(What to do):
Using the records provided below, locate and copy each line that contains the word "JSON".

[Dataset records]
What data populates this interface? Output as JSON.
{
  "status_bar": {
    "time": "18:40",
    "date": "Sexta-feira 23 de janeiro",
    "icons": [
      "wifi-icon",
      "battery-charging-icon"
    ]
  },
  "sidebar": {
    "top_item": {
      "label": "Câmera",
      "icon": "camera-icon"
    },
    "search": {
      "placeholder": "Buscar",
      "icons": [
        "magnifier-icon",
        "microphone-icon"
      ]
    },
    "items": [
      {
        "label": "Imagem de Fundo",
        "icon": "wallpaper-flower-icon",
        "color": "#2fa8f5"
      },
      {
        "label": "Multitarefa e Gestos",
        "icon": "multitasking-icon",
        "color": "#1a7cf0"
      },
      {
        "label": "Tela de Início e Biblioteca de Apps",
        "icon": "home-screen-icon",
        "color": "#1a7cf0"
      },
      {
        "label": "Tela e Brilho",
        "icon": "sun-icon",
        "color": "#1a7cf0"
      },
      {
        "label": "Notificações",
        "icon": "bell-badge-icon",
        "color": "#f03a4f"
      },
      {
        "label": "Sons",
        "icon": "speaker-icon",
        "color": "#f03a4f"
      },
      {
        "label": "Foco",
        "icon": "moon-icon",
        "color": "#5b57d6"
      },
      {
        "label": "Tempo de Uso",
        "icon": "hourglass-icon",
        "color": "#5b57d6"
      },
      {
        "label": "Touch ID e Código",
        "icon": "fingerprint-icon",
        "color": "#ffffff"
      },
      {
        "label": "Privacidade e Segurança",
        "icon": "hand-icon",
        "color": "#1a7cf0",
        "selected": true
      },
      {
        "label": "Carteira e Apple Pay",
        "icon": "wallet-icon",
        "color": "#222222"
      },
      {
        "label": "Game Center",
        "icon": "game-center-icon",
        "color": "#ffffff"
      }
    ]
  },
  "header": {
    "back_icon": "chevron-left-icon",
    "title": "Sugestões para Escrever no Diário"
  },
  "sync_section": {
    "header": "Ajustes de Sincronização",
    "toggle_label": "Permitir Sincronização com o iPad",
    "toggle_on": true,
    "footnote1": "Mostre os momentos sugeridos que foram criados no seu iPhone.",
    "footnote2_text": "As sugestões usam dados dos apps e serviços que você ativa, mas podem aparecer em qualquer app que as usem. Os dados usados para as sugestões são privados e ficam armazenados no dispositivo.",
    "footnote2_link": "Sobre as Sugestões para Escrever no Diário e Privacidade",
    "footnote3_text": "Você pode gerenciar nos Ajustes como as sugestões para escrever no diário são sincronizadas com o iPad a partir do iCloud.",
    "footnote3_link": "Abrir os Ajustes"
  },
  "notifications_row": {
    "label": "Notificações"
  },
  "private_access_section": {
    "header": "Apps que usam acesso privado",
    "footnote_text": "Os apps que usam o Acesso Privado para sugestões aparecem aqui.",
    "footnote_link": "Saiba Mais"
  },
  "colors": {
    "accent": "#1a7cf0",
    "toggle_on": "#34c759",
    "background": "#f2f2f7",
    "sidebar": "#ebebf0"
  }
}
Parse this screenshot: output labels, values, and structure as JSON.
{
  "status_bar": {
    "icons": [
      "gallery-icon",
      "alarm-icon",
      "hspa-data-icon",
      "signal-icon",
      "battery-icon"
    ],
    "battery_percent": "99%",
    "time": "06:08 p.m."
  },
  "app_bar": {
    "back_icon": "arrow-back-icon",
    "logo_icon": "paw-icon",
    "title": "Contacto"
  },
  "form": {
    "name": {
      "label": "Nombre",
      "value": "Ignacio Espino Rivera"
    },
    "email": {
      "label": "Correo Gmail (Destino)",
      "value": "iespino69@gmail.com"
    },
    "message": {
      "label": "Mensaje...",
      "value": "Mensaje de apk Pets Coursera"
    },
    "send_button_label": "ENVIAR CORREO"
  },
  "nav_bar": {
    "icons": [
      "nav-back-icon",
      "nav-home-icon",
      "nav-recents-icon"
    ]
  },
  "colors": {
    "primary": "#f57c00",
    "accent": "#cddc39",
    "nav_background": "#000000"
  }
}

(Finished exercise):
What data populates this interface? Output as JSON.
Parse this screenshot: output labels, values, and structure as JSON.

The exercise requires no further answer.